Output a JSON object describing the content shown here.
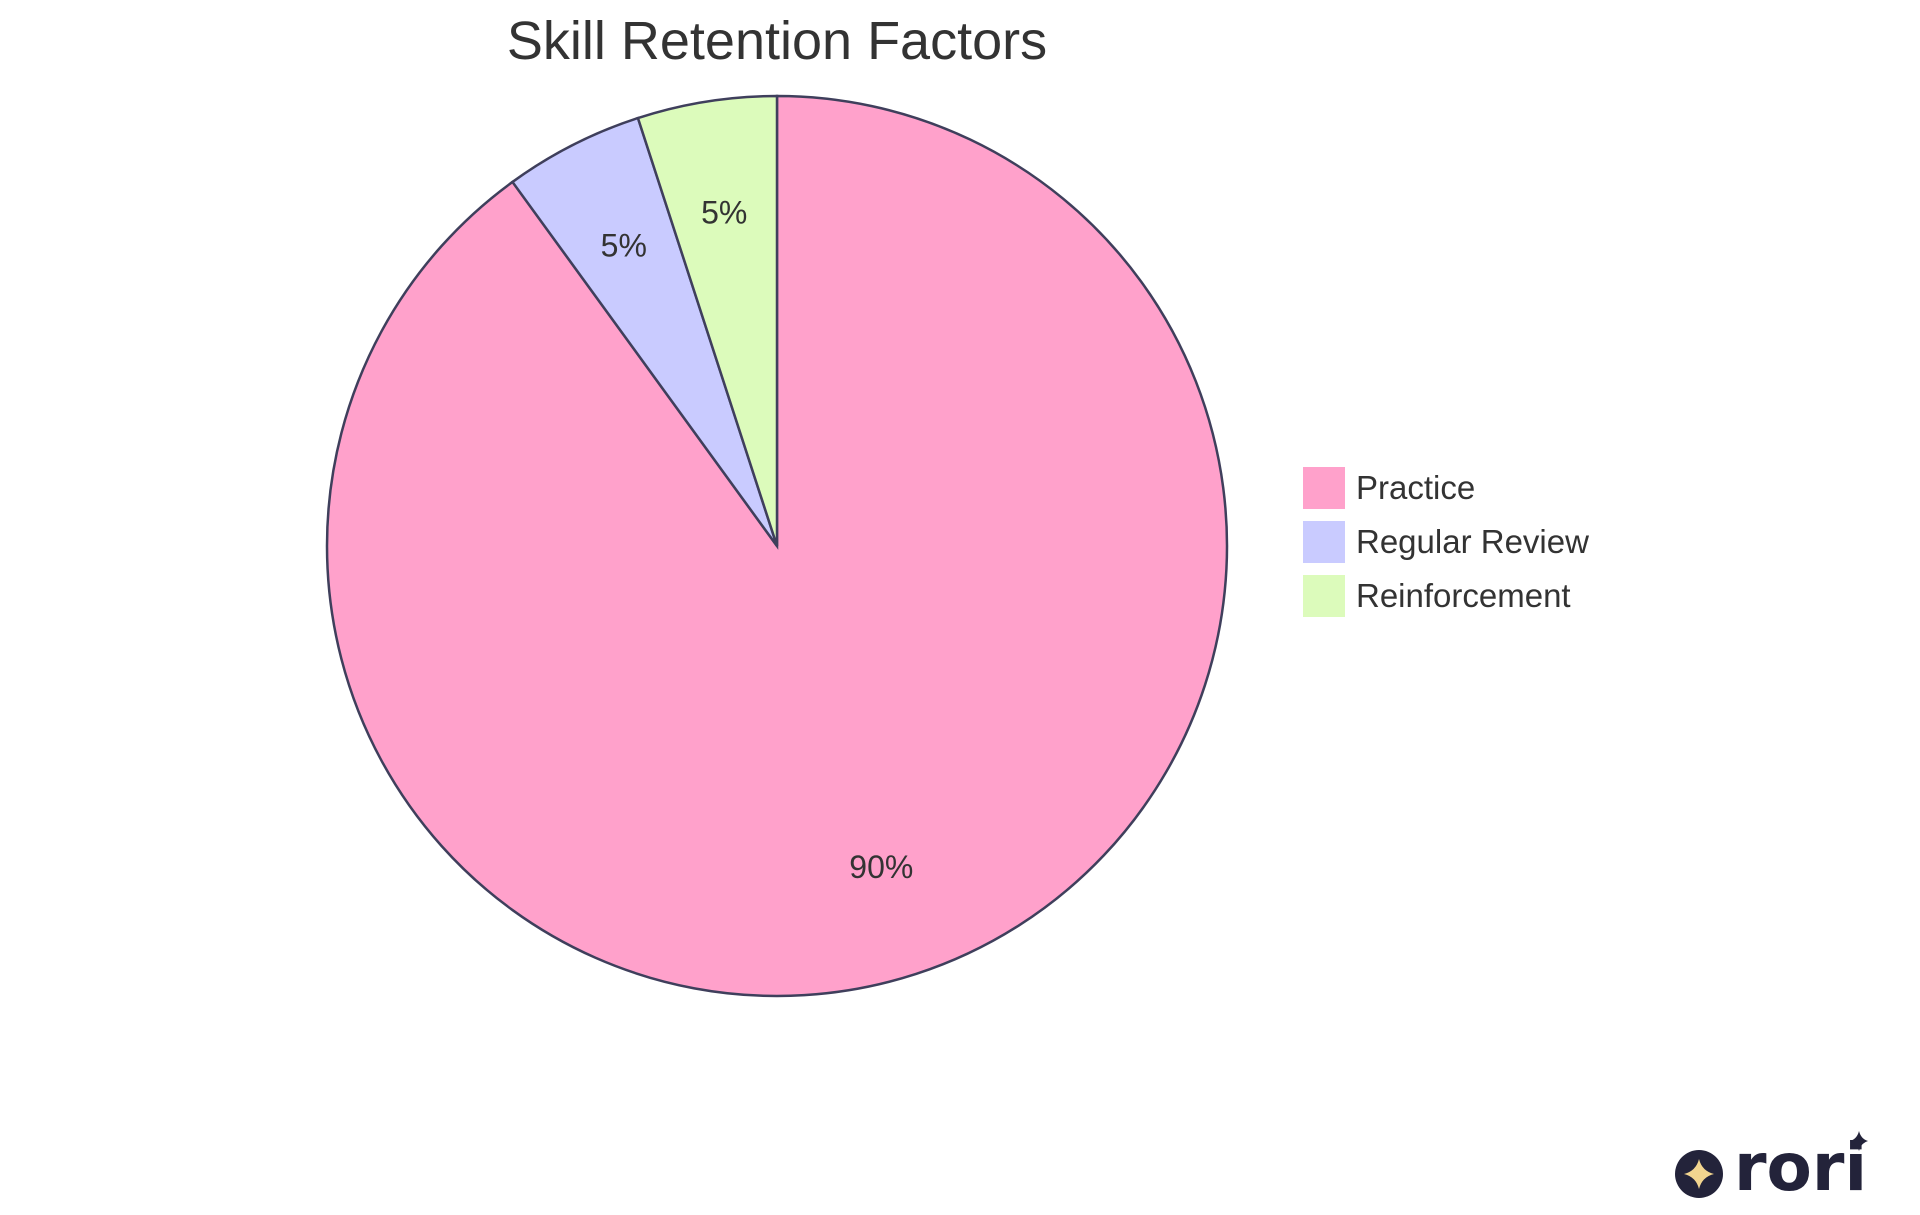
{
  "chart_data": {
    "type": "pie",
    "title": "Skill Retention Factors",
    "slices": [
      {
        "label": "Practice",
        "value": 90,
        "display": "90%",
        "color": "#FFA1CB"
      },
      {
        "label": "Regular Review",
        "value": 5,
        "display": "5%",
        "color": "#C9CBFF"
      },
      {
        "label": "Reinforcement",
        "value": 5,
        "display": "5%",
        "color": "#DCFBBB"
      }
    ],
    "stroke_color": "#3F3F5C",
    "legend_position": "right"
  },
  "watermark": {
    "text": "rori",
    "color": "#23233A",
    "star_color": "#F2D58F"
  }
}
------
» **Goal**:
Write out the data precisely as given, excluding the pictures.

» **Answer to the problem**:
Output a JSON object describing the content shown here.
{
  "chart_data": {
    "type": "pie",
    "title": "Skill Retention Factors",
    "slices": [
      {
        "label": "Practice",
        "value": 90,
        "display": "90%",
        "color": "#FFA1CB"
      },
      {
        "label": "Regular Review",
        "value": 5,
        "display": "5%",
        "color": "#C9CBFF"
      },
      {
        "label": "Reinforcement",
        "value": 5,
        "display": "5%",
        "color": "#DCFBBB"
      }
    ],
    "stroke_color": "#3F3F5C",
    "legend_position": "right"
  },
  "watermark": {
    "text": "rori",
    "color": "#23233A",
    "star_color": "#F2D58F"
  }
}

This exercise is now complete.